DATA IN THIS EXERCISE:
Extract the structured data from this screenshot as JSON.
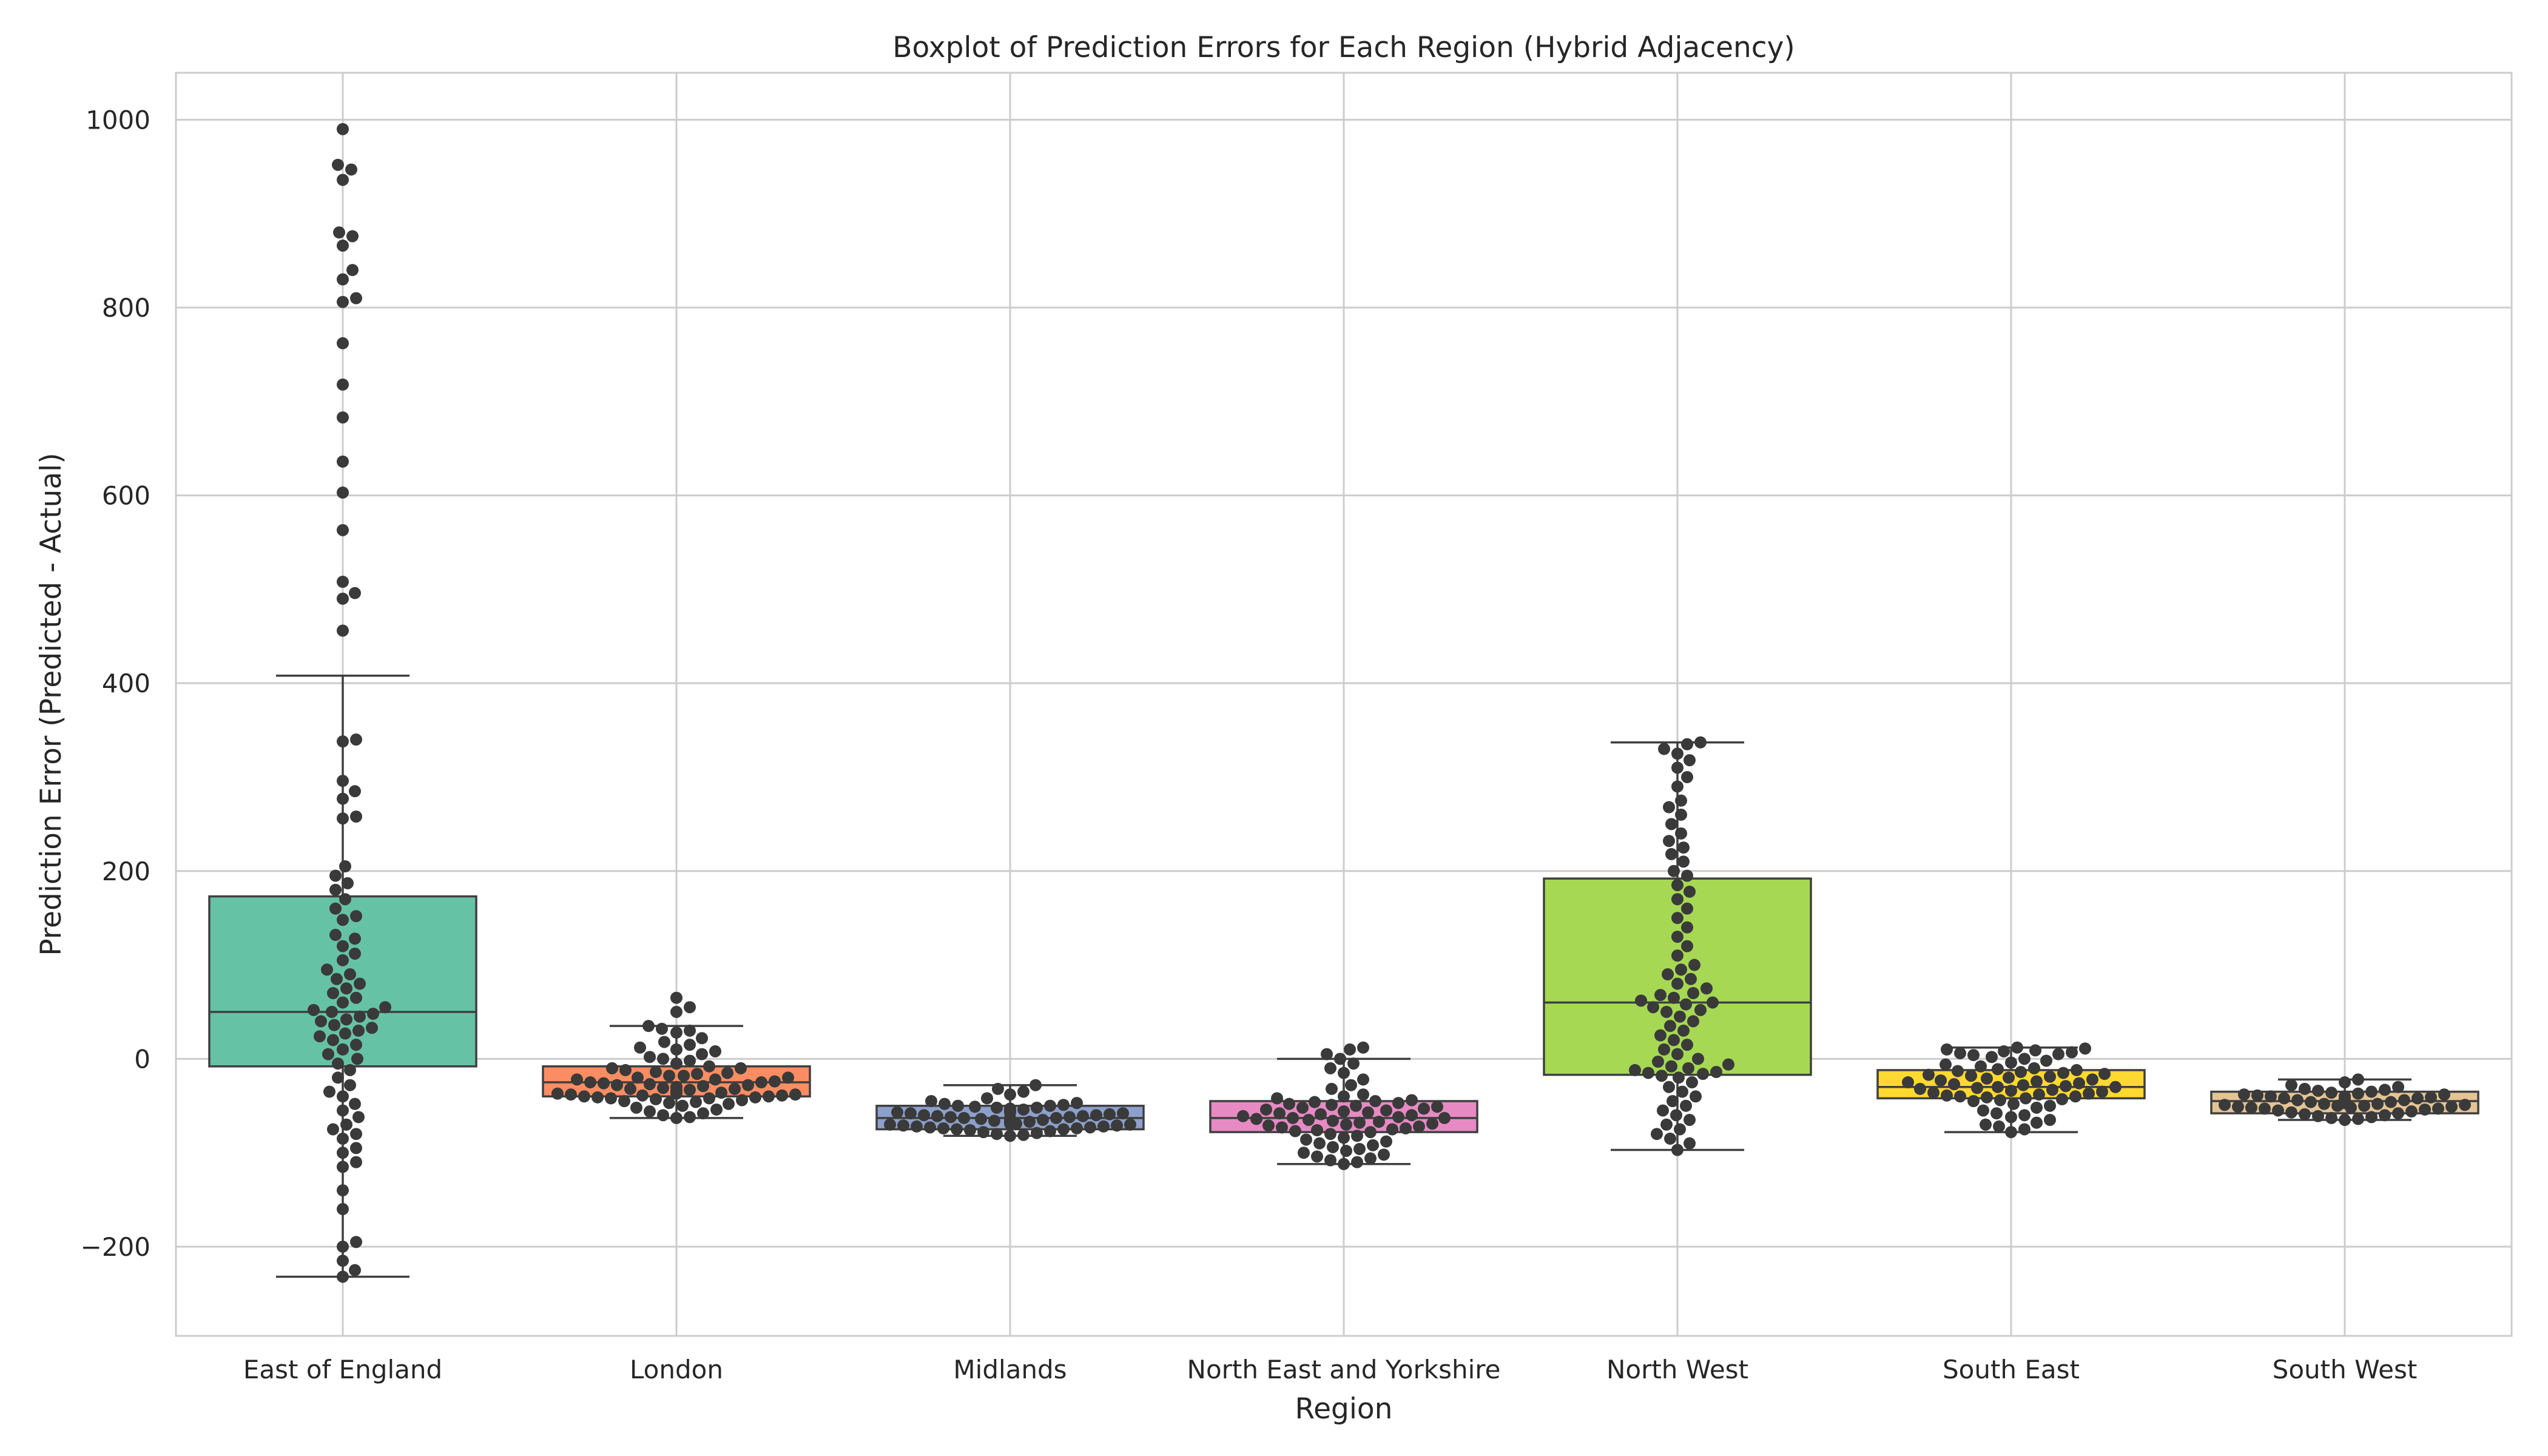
{
  "chart_data": {
    "type": "box",
    "title": "Boxplot of Prediction Errors for Each Region (Hybrid Adjacency)",
    "xlabel": "Region",
    "ylabel": "Prediction Error (Predicted - Actual)",
    "ylim": [
      -295,
      1050
    ],
    "yticks": [
      -200,
      0,
      200,
      400,
      600,
      800,
      1000
    ],
    "ytick_labels": [
      "−200",
      "0",
      "200",
      "400",
      "600",
      "800",
      "1000"
    ],
    "grid": true,
    "overlay": "swarm",
    "point_color": "#3a3a3a",
    "categories": [
      "East of England",
      "London",
      "Midlands",
      "North East and Yorkshire",
      "North West",
      "South East",
      "South West"
    ],
    "boxes": [
      {
        "name": "East of England",
        "color": "#66c2a5",
        "whisker_low": -232,
        "q1": -8,
        "median": 50,
        "q3": 173,
        "whisker_high": 408,
        "points": [
          990,
          952,
          947,
          936,
          880,
          876,
          866,
          840,
          830,
          810,
          806,
          762,
          718,
          683,
          636,
          603,
          563,
          508,
          496,
          490,
          456,
          340,
          338,
          296,
          285,
          277,
          258,
          256,
          205,
          195,
          187,
          180,
          170,
          160,
          152,
          148,
          132,
          128,
          120,
          112,
          105,
          95,
          90,
          85,
          80,
          75,
          70,
          65,
          60,
          55,
          52,
          50,
          48,
          45,
          42,
          40,
          36,
          33,
          30,
          27,
          24,
          20,
          15,
          10,
          5,
          0,
          -5,
          -12,
          -20,
          -28,
          -35,
          -40,
          -48,
          -55,
          -62,
          -70,
          -75,
          -80,
          -85,
          -95,
          -100,
          -110,
          -115,
          -140,
          -160,
          -195,
          -200,
          -215,
          -225,
          -232
        ]
      },
      {
        "name": "London",
        "color": "#fc8d62",
        "whisker_low": -63,
        "q1": -40,
        "median": -25,
        "q3": -8,
        "whisker_high": 35,
        "points": [
          65,
          55,
          50,
          35,
          32,
          30,
          28,
          22,
          18,
          15,
          12,
          10,
          8,
          5,
          2,
          0,
          -2,
          -5,
          -8,
          -10,
          -10,
          -12,
          -14,
          -15,
          -16,
          -18,
          -18,
          -20,
          -20,
          -22,
          -22,
          -24,
          -25,
          -25,
          -26,
          -27,
          -28,
          -28,
          -29,
          -30,
          -30,
          -31,
          -32,
          -32,
          -33,
          -34,
          -34,
          -35,
          -35,
          -36,
          -36,
          -37,
          -37,
          -38,
          -38,
          -39,
          -39,
          -40,
          -40,
          -41,
          -41,
          -42,
          -42,
          -43,
          -44,
          -45,
          -46,
          -47,
          -48,
          -50,
          -52,
          -54,
          -56,
          -58,
          -60,
          -62,
          -63
        ]
      },
      {
        "name": "Midlands",
        "color": "#8da0cb",
        "whisker_low": -82,
        "q1": -75,
        "median": -63,
        "q3": -50,
        "whisker_high": -28,
        "points": [
          -28,
          -32,
          -35,
          -38,
          -42,
          -45,
          -47,
          -48,
          -49,
          -50,
          -50,
          -51,
          -52,
          -52,
          -53,
          -54,
          -54,
          -55,
          -55,
          -56,
          -57,
          -57,
          -58,
          -58,
          -59,
          -60,
          -60,
          -61,
          -61,
          -62,
          -62,
          -63,
          -63,
          -63,
          -64,
          -64,
          -65,
          -65,
          -66,
          -66,
          -67,
          -67,
          -68,
          -68,
          -69,
          -69,
          -70,
          -70,
          -71,
          -71,
          -72,
          -72,
          -73,
          -73,
          -74,
          -74,
          -75,
          -75,
          -76,
          -77,
          -78,
          -79,
          -80,
          -81,
          -82
        ]
      },
      {
        "name": "North East and Yorkshire",
        "color": "#e78ac3",
        "whisker_low": -112,
        "q1": -78,
        "median": -63,
        "q3": -45,
        "whisker_high": 0,
        "points": [
          12,
          10,
          5,
          0,
          -5,
          -10,
          -15,
          -22,
          -28,
          -32,
          -38,
          -40,
          -42,
          -44,
          -45,
          -46,
          -47,
          -48,
          -49,
          -50,
          -51,
          -52,
          -53,
          -54,
          -55,
          -56,
          -57,
          -58,
          -59,
          -60,
          -61,
          -62,
          -63,
          -63,
          -64,
          -65,
          -66,
          -67,
          -68,
          -69,
          -70,
          -71,
          -72,
          -73,
          -74,
          -75,
          -76,
          -77,
          -78,
          -80,
          -82,
          -84,
          -86,
          -88,
          -90,
          -92,
          -94,
          -96,
          -98,
          -100,
          -102,
          -104,
          -106,
          -108,
          -110,
          -112
        ]
      },
      {
        "name": "North West",
        "color": "#a6d854",
        "whisker_low": -97,
        "q1": -17,
        "median": 60,
        "q3": 192,
        "whisker_high": 337,
        "points": [
          337,
          335,
          330,
          325,
          318,
          310,
          300,
          290,
          275,
          268,
          260,
          250,
          240,
          232,
          225,
          218,
          210,
          200,
          195,
          185,
          178,
          170,
          160,
          150,
          140,
          130,
          120,
          110,
          100,
          95,
          90,
          85,
          80,
          75,
          70,
          68,
          65,
          62,
          60,
          58,
          55,
          52,
          50,
          45,
          40,
          35,
          30,
          25,
          20,
          15,
          10,
          5,
          0,
          -3,
          -6,
          -8,
          -10,
          -12,
          -14,
          -15,
          -16,
          -18,
          -20,
          -25,
          -30,
          -35,
          -40,
          -45,
          -50,
          -55,
          -60,
          -65,
          -70,
          -75,
          -80,
          -85,
          -90,
          -97
        ]
      },
      {
        "name": "South East",
        "color": "#ffd92f",
        "whisker_low": -78,
        "q1": -42,
        "median": -30,
        "q3": -12,
        "whisker_high": 12,
        "points": [
          12,
          11,
          10,
          9,
          8,
          7,
          6,
          5,
          4,
          2,
          0,
          -2,
          -4,
          -6,
          -8,
          -10,
          -11,
          -12,
          -13,
          -14,
          -15,
          -16,
          -17,
          -18,
          -19,
          -20,
          -21,
          -22,
          -23,
          -24,
          -25,
          -26,
          -27,
          -28,
          -29,
          -30,
          -30,
          -31,
          -32,
          -33,
          -34,
          -35,
          -36,
          -37,
          -38,
          -39,
          -40,
          -40,
          -41,
          -42,
          -43,
          -44,
          -45,
          -48,
          -50,
          -52,
          -55,
          -58,
          -60,
          -62,
          -65,
          -68,
          -70,
          -72,
          -75,
          -78
        ]
      },
      {
        "name": "South West",
        "color": "#e5c494",
        "whisker_low": -65,
        "q1": -58,
        "median": -45,
        "q3": -35,
        "whisker_high": -22,
        "points": [
          -22,
          -25,
          -28,
          -30,
          -32,
          -33,
          -34,
          -35,
          -36,
          -37,
          -38,
          -38,
          -39,
          -40,
          -40,
          -41,
          -42,
          -42,
          -43,
          -43,
          -44,
          -44,
          -45,
          -45,
          -46,
          -46,
          -47,
          -47,
          -48,
          -48,
          -49,
          -49,
          -50,
          -50,
          -51,
          -51,
          -52,
          -52,
          -53,
          -53,
          -54,
          -55,
          -56,
          -57,
          -58,
          -59,
          -60,
          -61,
          -62,
          -63,
          -64,
          -65
        ]
      }
    ]
  }
}
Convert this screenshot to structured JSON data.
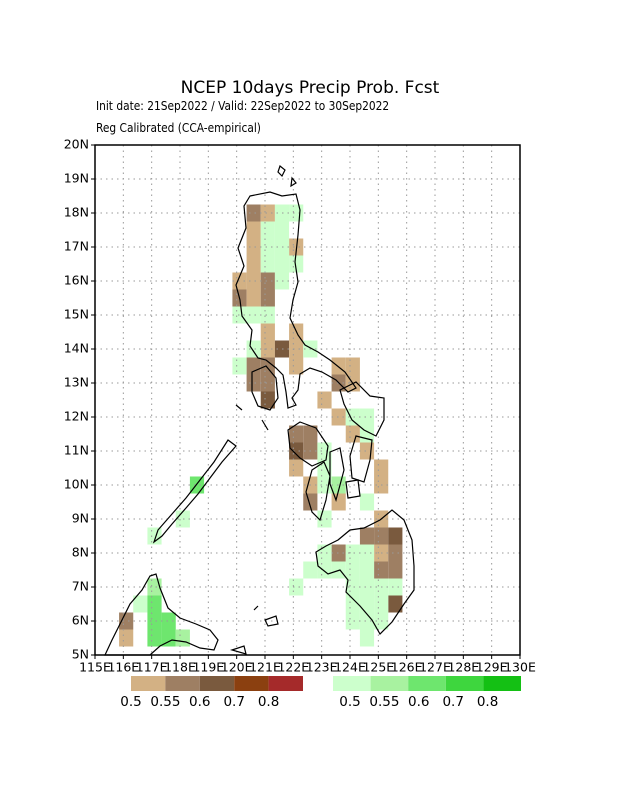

WHAT IS REQUIRED: Read through the lines above and collect those that contain the string "South".

WRITTEN RESPONSE:
      "South East",
      "South West"
        "name": "South East",
        "name": "South West",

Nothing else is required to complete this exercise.